--- Start ---

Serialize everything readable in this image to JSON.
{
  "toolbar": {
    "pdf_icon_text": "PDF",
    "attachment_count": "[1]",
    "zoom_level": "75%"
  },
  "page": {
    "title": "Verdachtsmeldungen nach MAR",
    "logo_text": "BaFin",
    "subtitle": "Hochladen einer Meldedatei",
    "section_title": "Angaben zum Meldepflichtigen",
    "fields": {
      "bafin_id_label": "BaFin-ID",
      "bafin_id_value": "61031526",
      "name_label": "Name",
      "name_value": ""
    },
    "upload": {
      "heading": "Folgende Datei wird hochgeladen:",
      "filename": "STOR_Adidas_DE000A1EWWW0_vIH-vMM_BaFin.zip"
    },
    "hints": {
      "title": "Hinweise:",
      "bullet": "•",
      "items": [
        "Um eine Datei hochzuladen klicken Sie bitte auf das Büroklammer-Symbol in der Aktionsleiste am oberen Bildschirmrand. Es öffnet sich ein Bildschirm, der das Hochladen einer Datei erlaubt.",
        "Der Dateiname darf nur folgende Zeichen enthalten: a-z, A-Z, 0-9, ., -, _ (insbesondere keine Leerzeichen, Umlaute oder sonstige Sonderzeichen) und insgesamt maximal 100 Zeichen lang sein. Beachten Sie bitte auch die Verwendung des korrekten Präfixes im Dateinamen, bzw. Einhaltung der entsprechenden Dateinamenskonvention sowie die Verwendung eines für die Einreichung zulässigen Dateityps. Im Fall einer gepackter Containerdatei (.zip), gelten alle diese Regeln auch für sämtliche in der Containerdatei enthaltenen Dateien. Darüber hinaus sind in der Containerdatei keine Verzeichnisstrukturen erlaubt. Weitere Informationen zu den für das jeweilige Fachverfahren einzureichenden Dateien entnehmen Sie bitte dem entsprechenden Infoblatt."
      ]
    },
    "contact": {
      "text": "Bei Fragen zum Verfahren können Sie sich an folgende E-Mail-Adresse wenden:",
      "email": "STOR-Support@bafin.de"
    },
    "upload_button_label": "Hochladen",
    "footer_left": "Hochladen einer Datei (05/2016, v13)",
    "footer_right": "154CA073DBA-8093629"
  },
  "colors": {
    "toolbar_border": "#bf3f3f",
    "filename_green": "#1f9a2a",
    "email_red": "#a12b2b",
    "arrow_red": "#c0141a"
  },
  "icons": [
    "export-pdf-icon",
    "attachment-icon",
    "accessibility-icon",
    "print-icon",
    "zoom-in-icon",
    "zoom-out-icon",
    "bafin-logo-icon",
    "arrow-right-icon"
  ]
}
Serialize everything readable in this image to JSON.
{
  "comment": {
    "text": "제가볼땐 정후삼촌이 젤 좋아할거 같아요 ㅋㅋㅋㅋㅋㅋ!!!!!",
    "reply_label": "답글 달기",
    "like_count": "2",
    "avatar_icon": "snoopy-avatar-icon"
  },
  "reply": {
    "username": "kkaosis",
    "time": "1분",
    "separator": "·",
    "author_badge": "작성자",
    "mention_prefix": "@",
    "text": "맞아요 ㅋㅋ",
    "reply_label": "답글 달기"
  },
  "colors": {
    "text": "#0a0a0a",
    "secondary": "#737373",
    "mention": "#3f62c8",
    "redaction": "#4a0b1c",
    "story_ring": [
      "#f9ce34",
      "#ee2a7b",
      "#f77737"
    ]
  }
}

--- End ---

Copy out each line above, character for character.

Serialize everything readable in this image to JSON.
{
  "toolbar": {
    "pdf_icon_text": "PDF",
    "attachment_count": "[1]",
    "zoom_level": "75%"
  },
  "page": {
    "title": "Verdachtsmeldungen nach MAR",
    "logo_text": "BaFin",
    "subtitle": "Hochladen einer Meldedatei",
    "section_title": "Angaben zum Meldepflichtigen",
    "fields": {
      "bafin_id_label": "BaFin-ID",
      "bafin_id_value": "61031526",
      "name_label": "Name",
      "name_value": ""
    },
    "upload": {
      "heading": "Folgende Datei wird hochgeladen:",
      "filename": "STOR_Adidas_DE000A1EWWW0_vIH-vMM_BaFin.zip"
    },
    "hints": {
      "title": "Hinweise:",
      "bullet": "•",
      "items": [
        "Um eine Datei hochzuladen klicken Sie bitte auf das Büroklammer-Symbol in der Aktionsleiste am oberen Bildschirmrand. Es öffnet sich ein Bildschirm, der das Hochladen einer Datei erlaubt.",
        "Der Dateiname darf nur folgende Zeichen enthalten: a-z, A-Z, 0-9, ., -, _ (insbesondere keine Leerzeichen, Umlaute oder sonstige Sonderzeichen) und insgesamt maximal 100 Zeichen lang sein. Beachten Sie bitte auch die Verwendung des korrekten Präfixes im Dateinamen, bzw. Einhaltung der entsprechenden Dateinamenskonvention sowie die Verwendung eines für die Einreichung zulässigen Dateityps. Im Fall einer gepackter Containerdatei (.zip), gelten alle diese Regeln auch für sämtliche in der Containerdatei enthaltenen Dateien. Darüber hinaus sind in der Containerdatei keine Verzeichnisstrukturen erlaubt. Weitere Informationen zu den für das jeweilige Fachverfahren einzureichenden Dateien entnehmen Sie bitte dem entsprechenden Infoblatt."
      ]
    },
    "contact": {
      "text": "Bei Fragen zum Verfahren können Sie sich an folgende E-Mail-Adresse wenden:",
      "email": "STOR-Support@bafin.de"
    },
    "upload_button_label": "Hochladen",
    "footer_left": "Hochladen einer Datei (05/2016, v13)",
    "footer_right": "154CA073DBA-8093629"
  },
  "colors": {
    "toolbar_border": "#bf3f3f",
    "filename_green": "#1f9a2a",
    "email_red": "#a12b2b",
    "arrow_red": "#c0141a"
  },
  "icons": [
    "export-pdf-icon",
    "attachment-icon",
    "accessibility-icon",
    "print-icon",
    "zoom-in-icon",
    "zoom-out-icon",
    "bafin-logo-icon",
    "arrow-right-icon"
  ]
}
Serialize everything readable in this image to JSON.
{
  "comment": {
    "text": "제가볼땐 정후삼촌이 젤 좋아할거 같아요 ㅋㅋㅋㅋㅋㅋ!!!!!",
    "reply_label": "답글 달기",
    "like_count": "2",
    "avatar_icon": "snoopy-avatar-icon"
  },
  "reply": {
    "username": "kkaosis",
    "time": "1분",
    "separator": "·",
    "author_badge": "작성자",
    "mention_prefix": "@",
    "text": "맞아요 ㅋㅋ",
    "reply_label": "답글 달기"
  },
  "colors": {
    "text": "#0a0a0a",
    "secondary": "#737373",
    "mention": "#3f62c8",
    "redaction": "#4a0b1c",
    "story_ring": [
      "#f9ce34",
      "#ee2a7b",
      "#f77737"
    ]
  }
}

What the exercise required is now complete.